:: STORED DATA ::
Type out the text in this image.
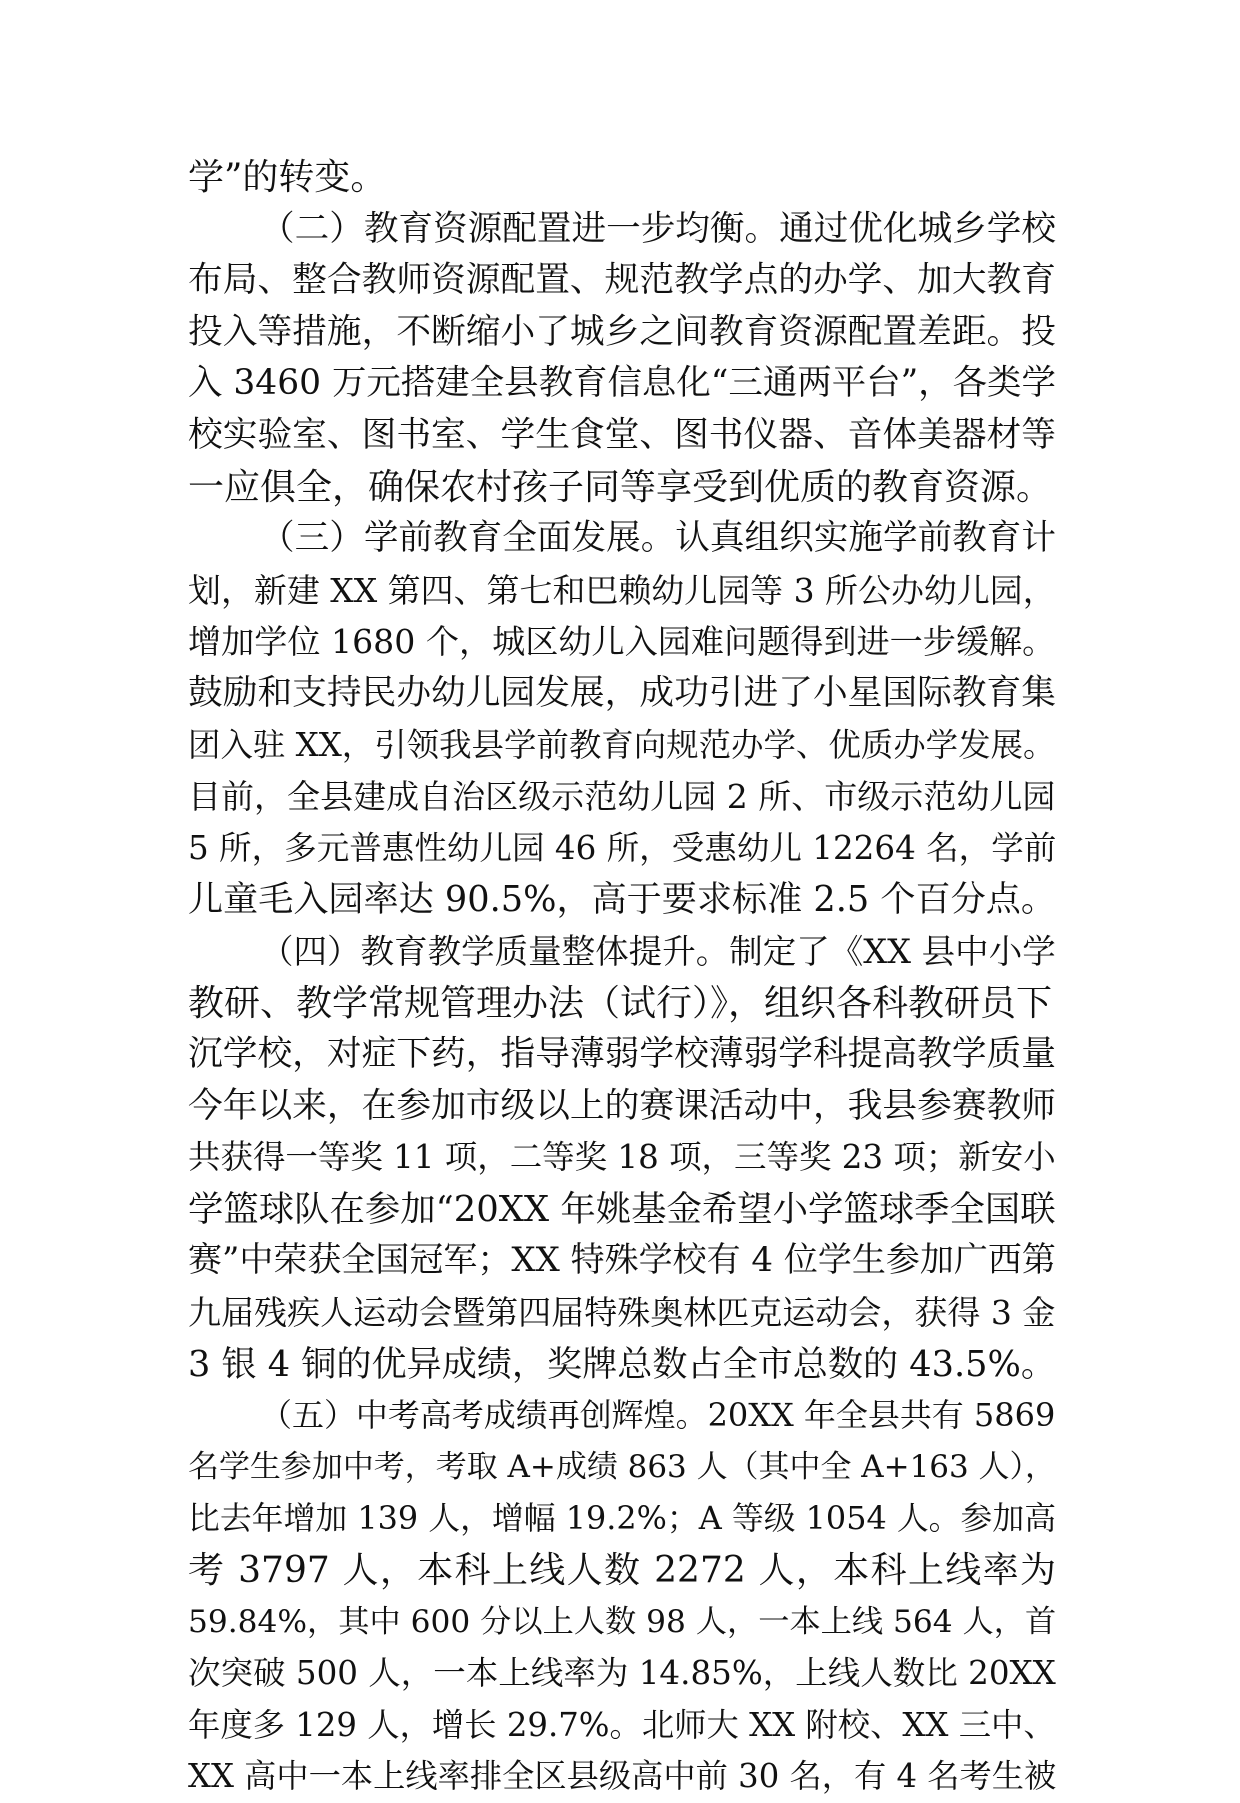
学”的转变。
（二）教育资源配置进一步均衡。通过优化城乡学校
布局、整合教师资源配置、规范教学点的办学、加大教育
投入等措施，不断缩小了城乡之间教育资源配置差距。投
入 3460 万元搭建全县教育信息化“三通两平台”，各类学
校实验室、图书室、学生食堂、图书仪器、音体美器材等
一应俱全，确保农村孩子同等享受到优质的教育资源。
（三）学前教育全面发展。认真组织实施学前教育计
划，新建 XX 第四、第七和巴赖幼儿园等 3 所公办幼儿园，
增加学位 1680 个，城区幼儿入园难问题得到进一步缓解。
鼓励和支持民办幼儿园发展，成功引进了小星国际教育集
团入驻 XX，引领我县学前教育向规范办学、优质办学发展。
目前，全县建成自治区级示范幼儿园 2 所、市级示范幼儿园
5 所，多元普惠性幼儿园 46 所，受惠幼儿 12264 名，学前
儿童毛入园率达 90.5%，高于要求标准 2.5 个百分点。
（四）教育教学质量整体提升。制定了《XX 县中小学
教研、教学常规管理办法（试行）》，组织各科教研员下
沉学校，对症下药，指导薄弱学校薄弱学科提高教学质量
今年以来，在参加市级以上的赛课活动中，我县参赛教师
共获得一等奖 11 项，二等奖 18 项，三等奖 23 项；新安小
学篮球队在参加“20XX 年姚基金希望小学篮球季全国联
赛”中荣获全国冠军；XX 特殊学校有 4 位学生参加广西第
九届残疾人运动会暨第四届特殊奥林匹克运动会，获得 3 金
3 银 4 铜的优异成绩，奖牌总数占全市总数的 43.5%。
（五）中考高考成绩再创辉煌。20XX 年全县共有 5869
名学生参加中考，考取 A+成绩 863 人（其中全 A+163 人），
比去年增加 139 人，增幅 19.2%；A 等级 1054 人。参加高
考 3797 人，本科上线人数 2272 人，本科上线率为
59.84%，其中 600 分以上人数 98 人，一本上线 564 人，首
次突破 500 人，一本上线率为 14.85%，上线人数比 20XX
年度多 129 人，增长 29.7%。北师大 XX 附校、XX 三中、
XX 高中一本上线率排全区县级高中前 30 名，有 4 名考生被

:: AIM ::
Transcribe the records verbatim and omit the images.

:: REPLY ::
Type out the text in this image.
学”的转变。
（二）教育资源配置进一步均衡。通过优化城乡学校
布局、整合教师资源配置、规范教学点的办学、加大教育
投入等措施，不断缩小了城乡之间教育资源配置差距。投
入 3460 万元搭建全县教育信息化“三通两平台”，各类学
校实验室、图书室、学生食堂、图书仪器、音体美器材等
一应俱全，确保农村孩子同等享受到优质的教育资源。
（三）学前教育全面发展。认真组织实施学前教育计
划，新建 XX 第四、第七和巴赖幼儿园等 3 所公办幼儿园，
增加学位 1680 个，城区幼儿入园难问题得到进一步缓解。
鼓励和支持民办幼儿园发展，成功引进了小星国际教育集
团入驻 XX，引领我县学前教育向规范办学、优质办学发展。
目前，全县建成自治区级示范幼儿园 2 所、市级示范幼儿园
5 所，多元普惠性幼儿园 46 所，受惠幼儿 12264 名，学前
儿童毛入园率达 90.5%，高于要求标准 2.5 个百分点。
（四）教育教学质量整体提升。制定了《XX 县中小学
教研、教学常规管理办法（试行）》，组织各科教研员下
沉学校，对症下药，指导薄弱学校薄弱学科提高教学质量
今年以来，在参加市级以上的赛课活动中，我县参赛教师
共获得一等奖 11 项，二等奖 18 项，三等奖 23 项；新安小
学篮球队在参加“20XX 年姚基金希望小学篮球季全国联
赛”中荣获全国冠军；XX 特殊学校有 4 位学生参加广西第
九届残疾人运动会暨第四届特殊奥林匹克运动会，获得 3 金
3 银 4 铜的优异成绩，奖牌总数占全市总数的 43.5%。
（五）中考高考成绩再创辉煌。20XX 年全县共有 5869
名学生参加中考，考取 A+成绩 863 人（其中全 A+163 人），
比去年增加 139 人，增幅 19.2%；A 等级 1054 人。参加高
考 3797 人，本科上线人数 2272 人，本科上线率为
59.84%，其中 600 分以上人数 98 人，一本上线 564 人，首
次突破 500 人，一本上线率为 14.85%，上线人数比 20XX
年度多 129 人，增长 29.7%。北师大 XX 附校、XX 三中、
XX 高中一本上线率排全区县级高中前 30 名，有 4 名考生被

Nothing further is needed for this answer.